Exercise goal: Copy out the data below as written; omit any images.

-=-=-=-=-

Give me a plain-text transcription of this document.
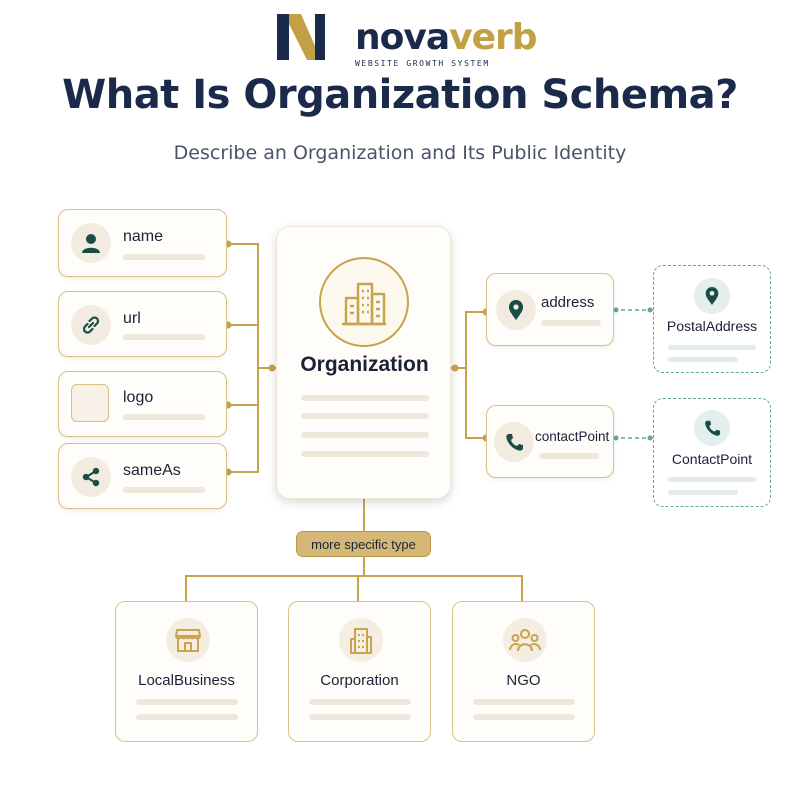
novaverb
WEBSITE GROWTH SYSTEM
What Is Organization Schema?
Describe an Organization and Its Public Identity
name
url
logo
sameAs
Organization
address
contactPoint
PostalAddress
ContactPoint
more specific type
LocalBusiness	Corporation	NGO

-=-=-=-=-

Complete answer:
Give me a plain-text transcription of this document.
novaverb
WEBSITE GROWTH SYSTEM
What Is Organization Schema?
Describe an Organization and Its Public Identity
name
url
logo
sameAs
Organization
address
contactPoint
PostalAddress
ContactPoint
more specific type
LocalBusiness	Corporation	NGO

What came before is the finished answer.